** START OF Records to process **

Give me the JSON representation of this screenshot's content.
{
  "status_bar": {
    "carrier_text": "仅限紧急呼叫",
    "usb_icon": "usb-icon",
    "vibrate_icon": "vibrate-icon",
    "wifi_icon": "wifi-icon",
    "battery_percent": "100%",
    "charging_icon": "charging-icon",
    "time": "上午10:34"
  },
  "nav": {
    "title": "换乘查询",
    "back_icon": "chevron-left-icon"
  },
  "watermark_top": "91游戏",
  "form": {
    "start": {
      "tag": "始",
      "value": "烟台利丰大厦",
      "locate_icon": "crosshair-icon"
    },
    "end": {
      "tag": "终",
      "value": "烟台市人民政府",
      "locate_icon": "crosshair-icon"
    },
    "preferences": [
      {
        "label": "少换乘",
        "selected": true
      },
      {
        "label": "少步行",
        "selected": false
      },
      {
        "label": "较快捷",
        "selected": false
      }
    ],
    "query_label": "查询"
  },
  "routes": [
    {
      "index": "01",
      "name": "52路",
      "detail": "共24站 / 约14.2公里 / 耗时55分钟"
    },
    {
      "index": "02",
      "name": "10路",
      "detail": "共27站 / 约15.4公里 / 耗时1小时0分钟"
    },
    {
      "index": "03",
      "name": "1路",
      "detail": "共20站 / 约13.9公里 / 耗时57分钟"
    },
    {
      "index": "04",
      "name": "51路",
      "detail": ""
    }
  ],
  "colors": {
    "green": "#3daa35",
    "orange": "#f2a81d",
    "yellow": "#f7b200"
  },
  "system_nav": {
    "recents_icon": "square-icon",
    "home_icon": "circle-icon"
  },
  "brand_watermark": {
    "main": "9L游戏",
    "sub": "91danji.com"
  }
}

** END OF Records to process **

**Requirements**
Return all lines containing the word "detail".

**Written solution**
      "detail": "共24站 / 约14.2公里 / 耗时55分钟"
      "detail": "共27站 / 约15.4公里 / 耗时1小时0分钟"
      "detail": "共20站 / 约13.9公里 / 耗时57分钟"
      "detail": ""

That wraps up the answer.